§ What you should do
Pick out each line with the word "JSON" from the material that follows.
%%
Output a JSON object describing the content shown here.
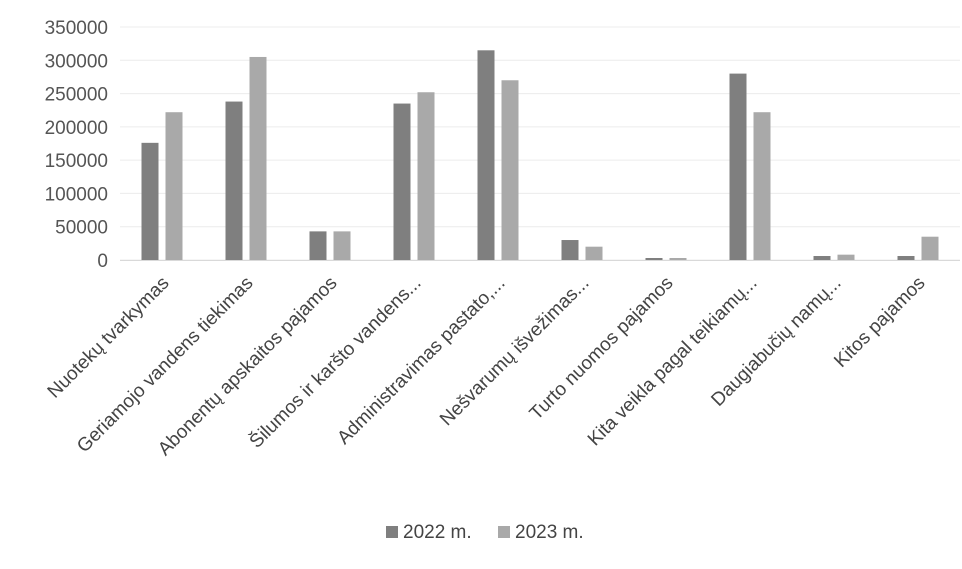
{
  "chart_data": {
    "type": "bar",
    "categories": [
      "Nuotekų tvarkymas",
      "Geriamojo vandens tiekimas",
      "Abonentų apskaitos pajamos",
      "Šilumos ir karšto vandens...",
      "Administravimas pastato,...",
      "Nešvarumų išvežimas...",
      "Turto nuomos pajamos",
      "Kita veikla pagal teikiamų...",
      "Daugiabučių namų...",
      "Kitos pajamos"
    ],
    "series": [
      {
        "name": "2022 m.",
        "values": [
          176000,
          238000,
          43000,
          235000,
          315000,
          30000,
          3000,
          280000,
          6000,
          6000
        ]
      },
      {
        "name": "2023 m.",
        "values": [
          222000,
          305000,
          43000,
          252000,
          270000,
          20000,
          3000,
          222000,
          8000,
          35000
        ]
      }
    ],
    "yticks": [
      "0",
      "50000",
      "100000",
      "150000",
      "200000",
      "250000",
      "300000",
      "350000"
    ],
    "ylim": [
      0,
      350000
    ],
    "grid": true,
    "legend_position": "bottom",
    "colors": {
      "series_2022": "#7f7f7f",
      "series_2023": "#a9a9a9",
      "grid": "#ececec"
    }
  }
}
%%
%%
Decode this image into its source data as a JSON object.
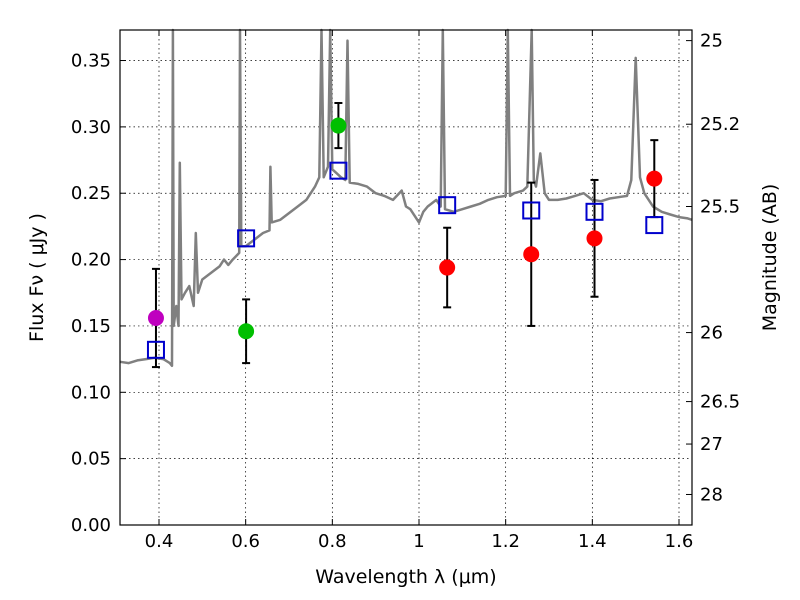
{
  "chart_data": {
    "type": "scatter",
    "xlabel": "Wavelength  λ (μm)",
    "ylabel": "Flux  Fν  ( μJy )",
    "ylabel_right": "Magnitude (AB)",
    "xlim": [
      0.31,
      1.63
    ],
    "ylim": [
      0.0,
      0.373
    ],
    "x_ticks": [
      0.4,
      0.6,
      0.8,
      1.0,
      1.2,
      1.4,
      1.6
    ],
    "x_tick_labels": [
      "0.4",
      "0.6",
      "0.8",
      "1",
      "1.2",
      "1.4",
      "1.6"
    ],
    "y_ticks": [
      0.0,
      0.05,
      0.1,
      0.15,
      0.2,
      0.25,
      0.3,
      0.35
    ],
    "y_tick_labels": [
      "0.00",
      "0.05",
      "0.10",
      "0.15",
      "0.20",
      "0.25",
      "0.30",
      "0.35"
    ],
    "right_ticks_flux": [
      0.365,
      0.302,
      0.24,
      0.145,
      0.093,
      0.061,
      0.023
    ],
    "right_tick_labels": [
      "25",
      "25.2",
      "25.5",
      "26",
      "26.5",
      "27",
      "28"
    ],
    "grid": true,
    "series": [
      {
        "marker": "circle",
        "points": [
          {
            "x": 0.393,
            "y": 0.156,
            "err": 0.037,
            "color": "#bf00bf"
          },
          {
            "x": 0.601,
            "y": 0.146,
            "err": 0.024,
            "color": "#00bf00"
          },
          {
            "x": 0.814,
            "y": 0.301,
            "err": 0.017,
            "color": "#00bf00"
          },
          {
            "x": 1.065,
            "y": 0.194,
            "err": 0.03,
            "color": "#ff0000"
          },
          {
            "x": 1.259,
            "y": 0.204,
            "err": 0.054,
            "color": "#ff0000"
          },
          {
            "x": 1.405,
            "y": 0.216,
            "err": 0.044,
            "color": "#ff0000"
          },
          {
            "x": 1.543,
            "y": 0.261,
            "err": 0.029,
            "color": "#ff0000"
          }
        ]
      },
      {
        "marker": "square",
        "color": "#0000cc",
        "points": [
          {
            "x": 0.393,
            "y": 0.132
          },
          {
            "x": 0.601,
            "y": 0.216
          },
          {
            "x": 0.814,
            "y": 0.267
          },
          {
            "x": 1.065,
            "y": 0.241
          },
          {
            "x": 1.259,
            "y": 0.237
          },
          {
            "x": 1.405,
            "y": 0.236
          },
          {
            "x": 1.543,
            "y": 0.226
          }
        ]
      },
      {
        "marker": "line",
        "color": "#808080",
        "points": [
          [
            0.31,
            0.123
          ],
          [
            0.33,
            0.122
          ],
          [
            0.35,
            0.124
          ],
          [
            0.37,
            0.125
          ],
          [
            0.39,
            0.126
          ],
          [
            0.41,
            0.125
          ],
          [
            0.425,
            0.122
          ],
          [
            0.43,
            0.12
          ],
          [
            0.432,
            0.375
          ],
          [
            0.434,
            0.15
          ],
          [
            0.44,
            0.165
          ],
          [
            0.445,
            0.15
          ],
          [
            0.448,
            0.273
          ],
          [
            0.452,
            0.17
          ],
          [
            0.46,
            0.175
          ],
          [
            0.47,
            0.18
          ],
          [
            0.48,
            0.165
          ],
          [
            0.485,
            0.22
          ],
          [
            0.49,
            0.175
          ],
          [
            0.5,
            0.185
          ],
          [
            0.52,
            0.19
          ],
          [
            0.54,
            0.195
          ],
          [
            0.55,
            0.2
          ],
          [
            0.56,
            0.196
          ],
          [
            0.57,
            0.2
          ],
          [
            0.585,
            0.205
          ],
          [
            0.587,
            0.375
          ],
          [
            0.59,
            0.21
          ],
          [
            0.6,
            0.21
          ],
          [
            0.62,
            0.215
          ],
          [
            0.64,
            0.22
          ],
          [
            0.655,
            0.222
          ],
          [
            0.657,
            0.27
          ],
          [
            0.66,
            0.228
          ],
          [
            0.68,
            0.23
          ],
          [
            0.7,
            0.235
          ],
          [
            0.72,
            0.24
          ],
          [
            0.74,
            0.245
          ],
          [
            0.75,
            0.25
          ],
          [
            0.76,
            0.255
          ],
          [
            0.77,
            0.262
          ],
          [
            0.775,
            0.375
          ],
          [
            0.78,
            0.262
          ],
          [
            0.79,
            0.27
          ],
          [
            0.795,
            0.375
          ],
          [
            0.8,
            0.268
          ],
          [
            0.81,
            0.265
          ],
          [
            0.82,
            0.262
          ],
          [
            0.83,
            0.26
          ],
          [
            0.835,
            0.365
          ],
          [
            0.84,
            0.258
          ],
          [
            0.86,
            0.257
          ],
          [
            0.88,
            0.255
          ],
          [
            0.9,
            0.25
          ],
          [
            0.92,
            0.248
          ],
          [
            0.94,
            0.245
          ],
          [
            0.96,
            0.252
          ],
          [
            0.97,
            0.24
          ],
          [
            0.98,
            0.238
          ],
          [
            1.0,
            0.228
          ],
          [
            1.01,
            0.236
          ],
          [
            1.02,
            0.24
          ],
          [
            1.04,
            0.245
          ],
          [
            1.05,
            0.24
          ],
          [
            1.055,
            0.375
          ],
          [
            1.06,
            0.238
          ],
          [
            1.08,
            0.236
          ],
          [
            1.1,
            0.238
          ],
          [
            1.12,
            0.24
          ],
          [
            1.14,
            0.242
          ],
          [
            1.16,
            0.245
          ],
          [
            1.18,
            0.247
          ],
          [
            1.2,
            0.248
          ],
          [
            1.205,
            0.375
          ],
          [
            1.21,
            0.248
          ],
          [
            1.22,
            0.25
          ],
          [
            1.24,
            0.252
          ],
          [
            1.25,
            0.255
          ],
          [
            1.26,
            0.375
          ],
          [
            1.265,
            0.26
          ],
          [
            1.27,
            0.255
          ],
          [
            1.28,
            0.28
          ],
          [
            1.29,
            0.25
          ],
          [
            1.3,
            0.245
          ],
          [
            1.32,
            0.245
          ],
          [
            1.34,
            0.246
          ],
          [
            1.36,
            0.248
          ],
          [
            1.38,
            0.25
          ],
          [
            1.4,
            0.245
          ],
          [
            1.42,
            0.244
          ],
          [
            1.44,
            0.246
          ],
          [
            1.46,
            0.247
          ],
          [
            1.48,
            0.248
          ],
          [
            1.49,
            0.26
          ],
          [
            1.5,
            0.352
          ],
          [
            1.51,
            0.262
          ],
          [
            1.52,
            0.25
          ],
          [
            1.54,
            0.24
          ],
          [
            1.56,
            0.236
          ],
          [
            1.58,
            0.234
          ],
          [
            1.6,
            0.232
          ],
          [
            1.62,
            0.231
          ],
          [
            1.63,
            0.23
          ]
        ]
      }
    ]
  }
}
%%
§ Result of this exercise
Output a JSON object describing the content shown here.
Decode this image into its source data as a JSON object.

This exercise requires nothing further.